My friend was in love with a boy when she was thirteen years old, and he was ten years older than her. She used to do everything for him, to the extent that she forgot remembrance of Allah, despite the fact that she is from a religious family. He was everything to her, and she did not pray except to ask Allah that he marry her. She didn't do anything unless it was for his sake; she even committed zina with him. But she was young and did not know what she was doing. She went to a female doctor she knows, who found that there was a small hole in her hymen. My friend began to feel remorse and to ask Allah for forgiveness and to pray, and that young man left her for another girl. After a while, after she reached university age, a pious young man proposed marriage to her, and he did not know what she had done. She went to another doctor who shocked her when she told her that it is essential to repair the hole in her hymen. After she agreed to accept his proposal, she does not know what she should do. Should she cancel her engagement to this fiancé whom she loves, or should she have the repair done, or what should she do? Please advise me, may Allah reward you


Praise be to Allaah.

This calamity is not the first and it will not be the last. The strongest temptation is the temptation of men by women and of women by men.

Shaykh al-Islam Ibn Taymiyah (may Allah have mercy on him) said:

The mixing of one gender with the other is the cause of fitnah. When men mix with women, it is like mixing fire and wood. End quote.

Al-Istiqaamah, 1/361

This is the fire that was lit between them, then he left her after committing immoral actions with her, and went to someone else.

* DATA SHOWN:
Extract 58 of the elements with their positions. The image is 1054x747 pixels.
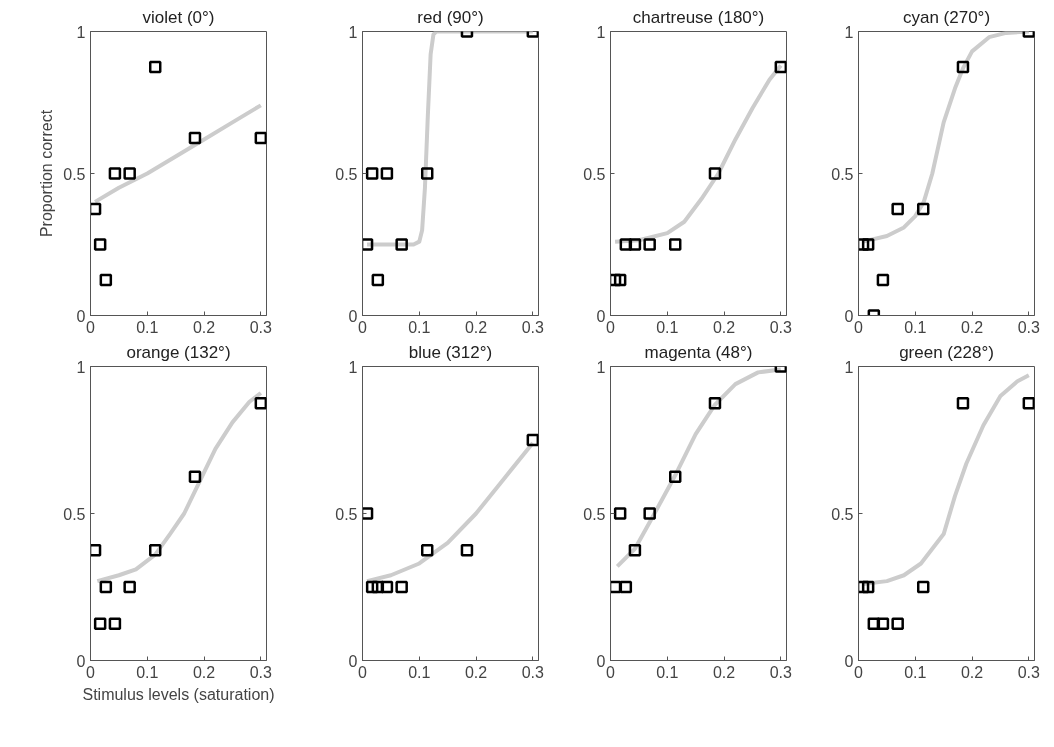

* SET EXERCISE:
Repeat the advice passage word for word, starting at the words "This calamity is" and stopping after the words "to someone else.". The data are separate material from the advice passage.

* EXERCISE ANSWER:
This calamity is not the first and it will not be the last. The strongest temptation is the temptation of men by women and of women by men.

Shaykh al-Islam Ibn Taymiyah (may Allah have mercy on him) said:

The mixing of one gender with the other is the cause of fitnah. When men mix with women, it is like mixing fire and wood. End quote.

Al-Istiqaamah, 1/361

This is the fire that was lit between them, then he left her after committing immoral actions with her, and went to someone else.